§ Directive: Identify and pull out each line of the entries in which "ylabel" occurs.

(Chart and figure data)
** Begin **
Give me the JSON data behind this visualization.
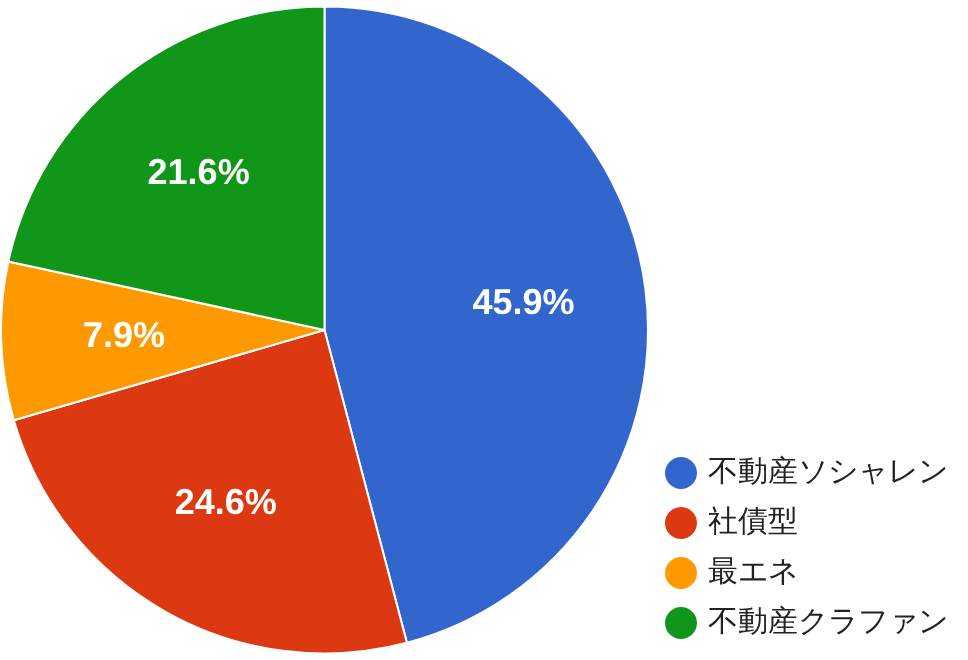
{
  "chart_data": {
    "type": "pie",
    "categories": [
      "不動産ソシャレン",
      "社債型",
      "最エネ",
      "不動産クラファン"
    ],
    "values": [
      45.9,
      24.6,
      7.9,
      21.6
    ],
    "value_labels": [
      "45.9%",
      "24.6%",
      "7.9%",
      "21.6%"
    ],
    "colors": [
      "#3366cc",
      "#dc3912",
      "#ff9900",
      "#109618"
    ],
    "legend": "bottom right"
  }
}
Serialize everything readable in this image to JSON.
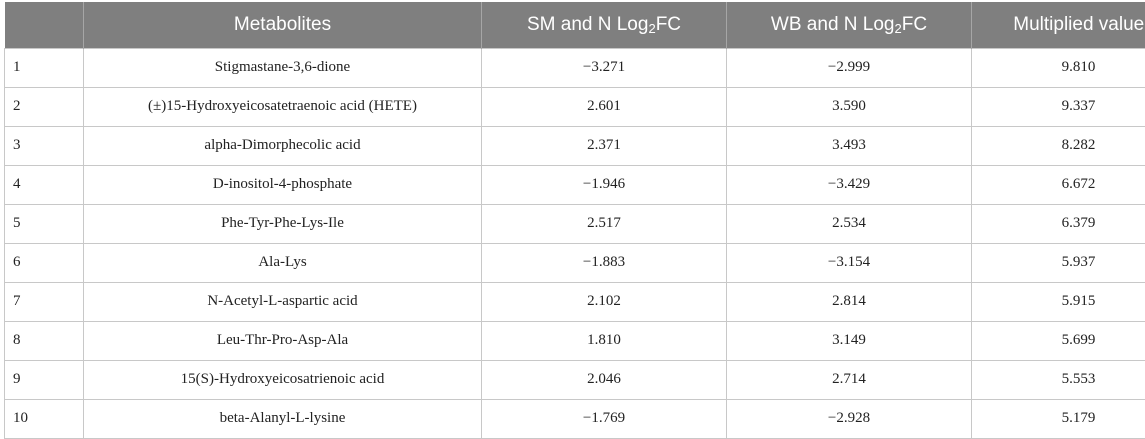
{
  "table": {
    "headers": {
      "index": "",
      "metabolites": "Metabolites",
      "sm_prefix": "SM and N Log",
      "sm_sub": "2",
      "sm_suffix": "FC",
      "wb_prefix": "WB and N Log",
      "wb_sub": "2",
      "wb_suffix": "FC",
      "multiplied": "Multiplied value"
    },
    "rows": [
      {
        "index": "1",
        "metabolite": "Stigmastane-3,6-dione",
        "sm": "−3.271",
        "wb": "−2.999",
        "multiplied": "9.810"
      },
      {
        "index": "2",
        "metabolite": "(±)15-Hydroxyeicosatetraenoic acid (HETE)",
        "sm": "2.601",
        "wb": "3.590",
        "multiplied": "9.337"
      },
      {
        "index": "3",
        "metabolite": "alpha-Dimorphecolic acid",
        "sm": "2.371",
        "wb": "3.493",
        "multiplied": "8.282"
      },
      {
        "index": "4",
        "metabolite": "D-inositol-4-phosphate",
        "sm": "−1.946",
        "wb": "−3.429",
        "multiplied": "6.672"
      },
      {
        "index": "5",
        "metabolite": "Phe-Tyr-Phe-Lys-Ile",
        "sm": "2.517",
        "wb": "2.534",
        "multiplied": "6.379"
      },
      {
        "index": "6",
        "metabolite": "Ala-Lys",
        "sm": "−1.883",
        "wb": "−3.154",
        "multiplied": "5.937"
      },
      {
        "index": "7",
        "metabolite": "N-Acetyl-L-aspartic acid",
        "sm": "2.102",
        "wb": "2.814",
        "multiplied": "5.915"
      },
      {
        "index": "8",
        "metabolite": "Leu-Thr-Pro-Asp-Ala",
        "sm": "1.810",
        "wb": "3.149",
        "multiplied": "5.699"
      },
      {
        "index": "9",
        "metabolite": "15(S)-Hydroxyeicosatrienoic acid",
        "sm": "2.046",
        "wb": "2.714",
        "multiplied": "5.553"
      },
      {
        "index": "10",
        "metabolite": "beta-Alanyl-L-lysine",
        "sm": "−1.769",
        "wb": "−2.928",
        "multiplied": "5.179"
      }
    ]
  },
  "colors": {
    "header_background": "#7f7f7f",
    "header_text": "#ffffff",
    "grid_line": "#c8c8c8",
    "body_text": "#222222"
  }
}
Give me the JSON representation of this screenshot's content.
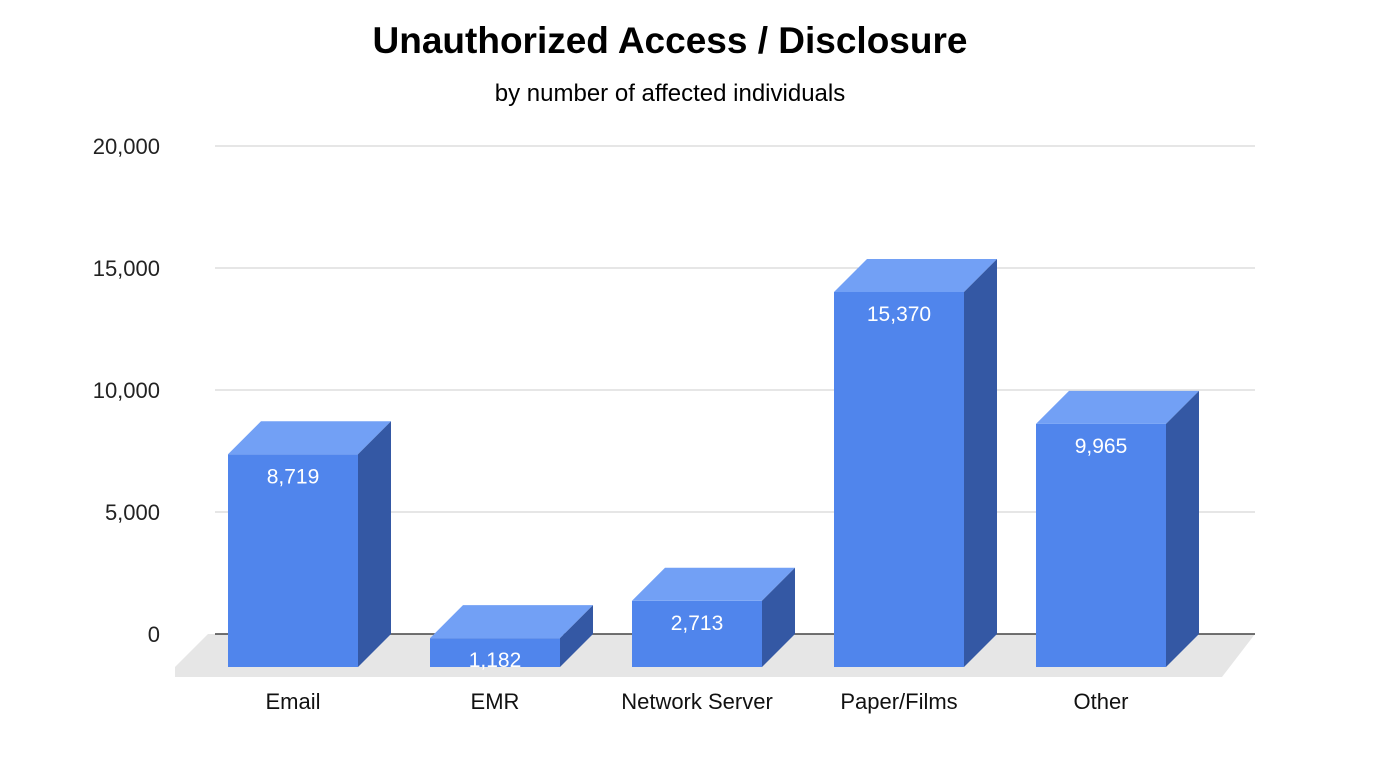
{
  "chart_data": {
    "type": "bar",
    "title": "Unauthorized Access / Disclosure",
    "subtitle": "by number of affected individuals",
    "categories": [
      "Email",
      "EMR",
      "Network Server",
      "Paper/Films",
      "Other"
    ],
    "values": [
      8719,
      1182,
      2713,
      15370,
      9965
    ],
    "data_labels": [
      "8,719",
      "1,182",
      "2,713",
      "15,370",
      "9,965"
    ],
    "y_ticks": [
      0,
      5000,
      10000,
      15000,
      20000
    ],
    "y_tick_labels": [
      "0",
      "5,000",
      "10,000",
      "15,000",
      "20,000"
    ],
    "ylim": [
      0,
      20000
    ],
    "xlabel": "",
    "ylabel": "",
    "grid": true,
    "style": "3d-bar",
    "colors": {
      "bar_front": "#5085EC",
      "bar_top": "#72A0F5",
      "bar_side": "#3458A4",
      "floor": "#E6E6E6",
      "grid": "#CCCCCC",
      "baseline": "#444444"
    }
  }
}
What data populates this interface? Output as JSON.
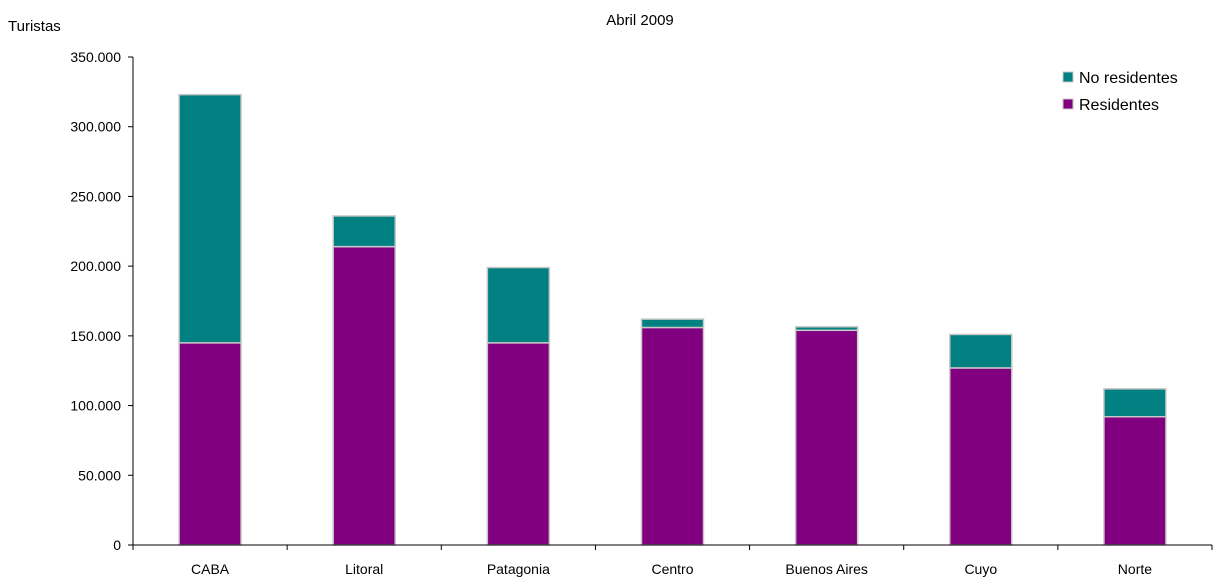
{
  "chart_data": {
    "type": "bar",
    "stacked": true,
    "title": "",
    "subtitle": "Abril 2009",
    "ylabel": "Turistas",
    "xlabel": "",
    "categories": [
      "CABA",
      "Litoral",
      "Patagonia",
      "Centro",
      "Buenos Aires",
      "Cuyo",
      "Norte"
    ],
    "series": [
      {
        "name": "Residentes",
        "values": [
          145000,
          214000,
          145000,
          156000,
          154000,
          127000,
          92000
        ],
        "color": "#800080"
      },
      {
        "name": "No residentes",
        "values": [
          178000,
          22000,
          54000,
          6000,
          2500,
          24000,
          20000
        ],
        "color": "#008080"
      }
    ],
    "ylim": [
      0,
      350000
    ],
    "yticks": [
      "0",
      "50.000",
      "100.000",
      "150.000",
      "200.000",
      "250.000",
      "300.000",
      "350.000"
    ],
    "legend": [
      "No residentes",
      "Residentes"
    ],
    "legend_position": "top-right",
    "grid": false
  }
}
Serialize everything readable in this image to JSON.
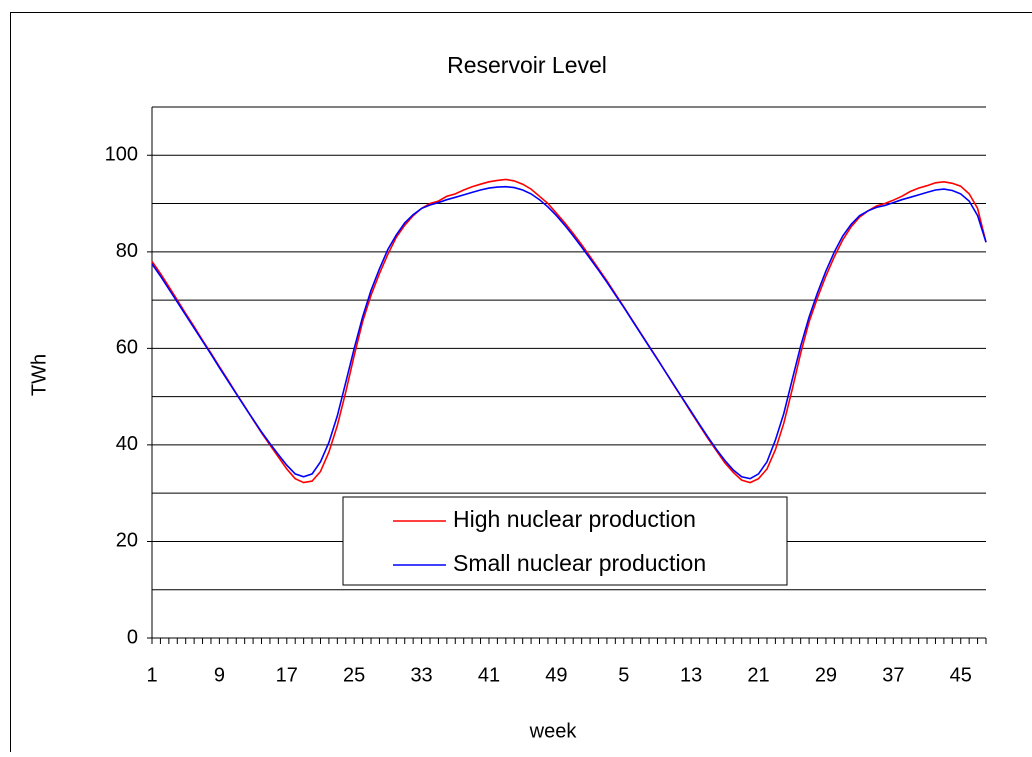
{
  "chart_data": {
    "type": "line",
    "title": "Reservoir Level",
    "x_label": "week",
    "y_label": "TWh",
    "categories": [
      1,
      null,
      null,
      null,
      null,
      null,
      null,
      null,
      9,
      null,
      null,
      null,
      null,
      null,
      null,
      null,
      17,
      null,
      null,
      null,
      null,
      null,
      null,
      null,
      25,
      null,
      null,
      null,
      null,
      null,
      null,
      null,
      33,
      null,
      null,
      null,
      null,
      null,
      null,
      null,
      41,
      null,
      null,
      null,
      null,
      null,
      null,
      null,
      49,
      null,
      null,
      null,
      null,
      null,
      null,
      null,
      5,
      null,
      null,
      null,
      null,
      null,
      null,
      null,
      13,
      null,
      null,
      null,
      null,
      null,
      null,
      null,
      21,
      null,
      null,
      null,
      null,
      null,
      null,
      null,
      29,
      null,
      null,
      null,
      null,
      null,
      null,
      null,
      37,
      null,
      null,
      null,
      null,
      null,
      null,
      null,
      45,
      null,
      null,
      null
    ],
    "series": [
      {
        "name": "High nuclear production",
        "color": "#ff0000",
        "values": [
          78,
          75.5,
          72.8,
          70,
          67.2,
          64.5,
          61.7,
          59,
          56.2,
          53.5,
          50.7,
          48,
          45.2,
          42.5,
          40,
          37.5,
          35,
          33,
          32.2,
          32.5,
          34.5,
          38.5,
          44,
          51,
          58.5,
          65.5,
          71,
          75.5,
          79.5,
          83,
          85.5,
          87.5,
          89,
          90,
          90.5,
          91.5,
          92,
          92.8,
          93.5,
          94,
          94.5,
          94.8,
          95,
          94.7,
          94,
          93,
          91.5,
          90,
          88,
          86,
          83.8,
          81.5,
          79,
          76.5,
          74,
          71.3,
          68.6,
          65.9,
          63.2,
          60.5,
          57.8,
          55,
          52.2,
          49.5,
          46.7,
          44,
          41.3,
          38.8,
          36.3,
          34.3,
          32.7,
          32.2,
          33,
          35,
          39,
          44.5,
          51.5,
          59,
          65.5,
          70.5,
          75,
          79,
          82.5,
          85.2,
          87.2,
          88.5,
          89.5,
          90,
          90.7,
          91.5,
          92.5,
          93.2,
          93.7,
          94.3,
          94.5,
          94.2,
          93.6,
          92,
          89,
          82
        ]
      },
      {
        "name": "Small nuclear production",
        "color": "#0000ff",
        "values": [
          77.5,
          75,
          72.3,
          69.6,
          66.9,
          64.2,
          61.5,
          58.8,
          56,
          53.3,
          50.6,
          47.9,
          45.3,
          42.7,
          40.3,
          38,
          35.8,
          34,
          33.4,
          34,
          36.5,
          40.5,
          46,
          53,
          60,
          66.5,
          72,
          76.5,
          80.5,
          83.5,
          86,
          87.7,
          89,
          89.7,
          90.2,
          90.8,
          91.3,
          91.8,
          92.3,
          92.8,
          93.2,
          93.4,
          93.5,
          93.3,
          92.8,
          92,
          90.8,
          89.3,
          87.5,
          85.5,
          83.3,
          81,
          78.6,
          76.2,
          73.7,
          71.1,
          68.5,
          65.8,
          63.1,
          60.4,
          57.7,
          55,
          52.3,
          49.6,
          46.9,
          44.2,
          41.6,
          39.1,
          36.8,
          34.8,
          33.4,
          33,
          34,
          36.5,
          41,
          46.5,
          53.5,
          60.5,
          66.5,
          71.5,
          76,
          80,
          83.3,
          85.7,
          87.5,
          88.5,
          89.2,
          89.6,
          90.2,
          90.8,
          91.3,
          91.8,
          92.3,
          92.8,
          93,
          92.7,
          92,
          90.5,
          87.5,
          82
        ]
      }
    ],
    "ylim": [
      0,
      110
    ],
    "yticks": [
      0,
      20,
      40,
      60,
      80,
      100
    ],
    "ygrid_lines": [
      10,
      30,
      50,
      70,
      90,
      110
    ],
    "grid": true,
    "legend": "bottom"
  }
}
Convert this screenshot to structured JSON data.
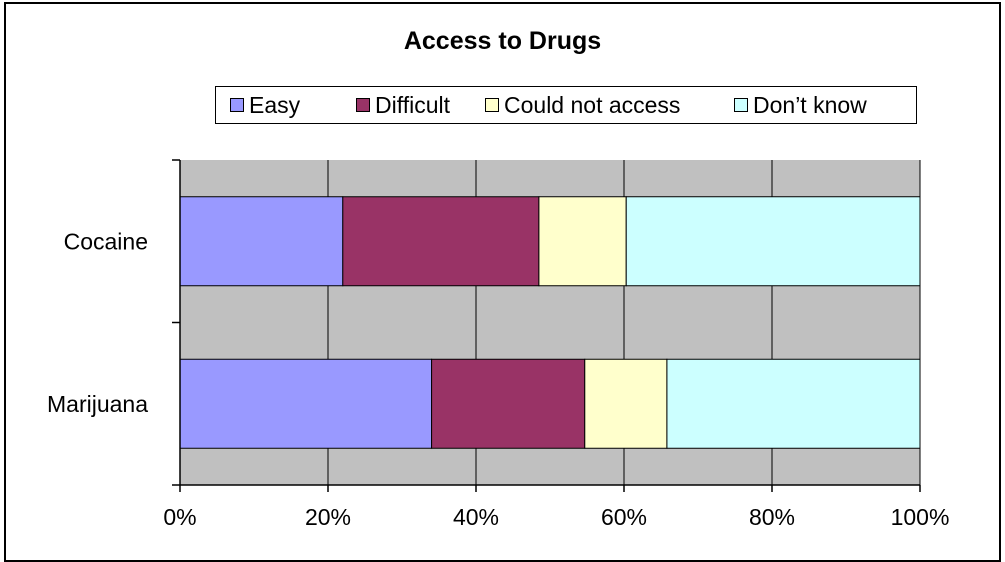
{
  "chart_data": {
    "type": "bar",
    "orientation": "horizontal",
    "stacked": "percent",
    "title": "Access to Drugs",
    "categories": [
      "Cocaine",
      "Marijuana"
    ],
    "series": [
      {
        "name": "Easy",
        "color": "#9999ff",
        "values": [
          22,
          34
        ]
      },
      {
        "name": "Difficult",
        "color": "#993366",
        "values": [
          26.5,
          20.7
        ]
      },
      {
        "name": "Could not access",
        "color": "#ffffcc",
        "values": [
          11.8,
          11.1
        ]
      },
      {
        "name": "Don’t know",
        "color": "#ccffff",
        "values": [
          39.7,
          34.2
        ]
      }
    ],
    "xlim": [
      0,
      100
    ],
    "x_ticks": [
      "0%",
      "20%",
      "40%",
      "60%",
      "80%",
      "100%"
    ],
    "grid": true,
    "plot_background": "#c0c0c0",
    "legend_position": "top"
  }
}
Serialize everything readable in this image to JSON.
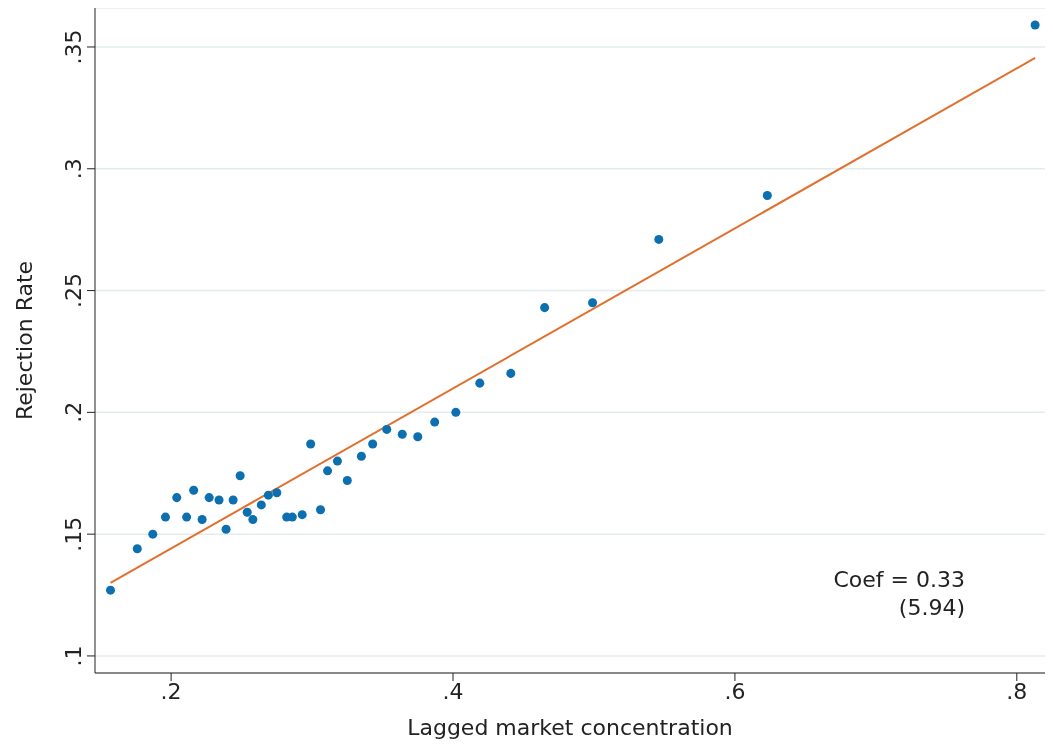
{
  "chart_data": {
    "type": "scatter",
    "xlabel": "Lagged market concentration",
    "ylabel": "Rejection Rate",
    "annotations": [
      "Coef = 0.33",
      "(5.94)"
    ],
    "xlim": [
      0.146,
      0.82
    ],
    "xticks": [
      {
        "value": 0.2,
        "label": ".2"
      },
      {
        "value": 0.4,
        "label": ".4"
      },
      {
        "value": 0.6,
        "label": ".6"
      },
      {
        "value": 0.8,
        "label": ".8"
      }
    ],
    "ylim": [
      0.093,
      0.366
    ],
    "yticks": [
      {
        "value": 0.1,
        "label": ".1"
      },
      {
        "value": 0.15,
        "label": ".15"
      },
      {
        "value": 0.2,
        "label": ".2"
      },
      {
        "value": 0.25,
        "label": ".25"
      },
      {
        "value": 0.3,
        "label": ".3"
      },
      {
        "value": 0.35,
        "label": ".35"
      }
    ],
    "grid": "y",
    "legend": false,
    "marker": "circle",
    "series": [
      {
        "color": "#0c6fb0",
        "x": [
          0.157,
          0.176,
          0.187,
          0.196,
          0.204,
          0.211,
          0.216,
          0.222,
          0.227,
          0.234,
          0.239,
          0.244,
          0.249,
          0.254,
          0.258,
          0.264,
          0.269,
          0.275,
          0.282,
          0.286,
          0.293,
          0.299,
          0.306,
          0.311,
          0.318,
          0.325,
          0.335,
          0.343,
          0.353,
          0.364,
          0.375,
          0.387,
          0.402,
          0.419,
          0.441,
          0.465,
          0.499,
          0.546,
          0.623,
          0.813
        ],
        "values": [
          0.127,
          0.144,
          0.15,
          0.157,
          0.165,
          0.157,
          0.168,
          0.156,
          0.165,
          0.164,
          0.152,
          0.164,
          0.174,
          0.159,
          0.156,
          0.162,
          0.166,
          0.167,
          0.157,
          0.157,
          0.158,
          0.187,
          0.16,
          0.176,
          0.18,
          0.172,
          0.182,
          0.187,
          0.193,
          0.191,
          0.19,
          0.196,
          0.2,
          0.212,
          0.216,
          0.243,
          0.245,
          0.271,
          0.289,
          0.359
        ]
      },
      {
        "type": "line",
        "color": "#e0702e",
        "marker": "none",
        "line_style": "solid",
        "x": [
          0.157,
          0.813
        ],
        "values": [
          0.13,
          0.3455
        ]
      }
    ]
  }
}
** End **
§ Correct result:
    "ylabel": "",
    "ylabel": "Turistas",
    "ylabel": "Rejection Rate",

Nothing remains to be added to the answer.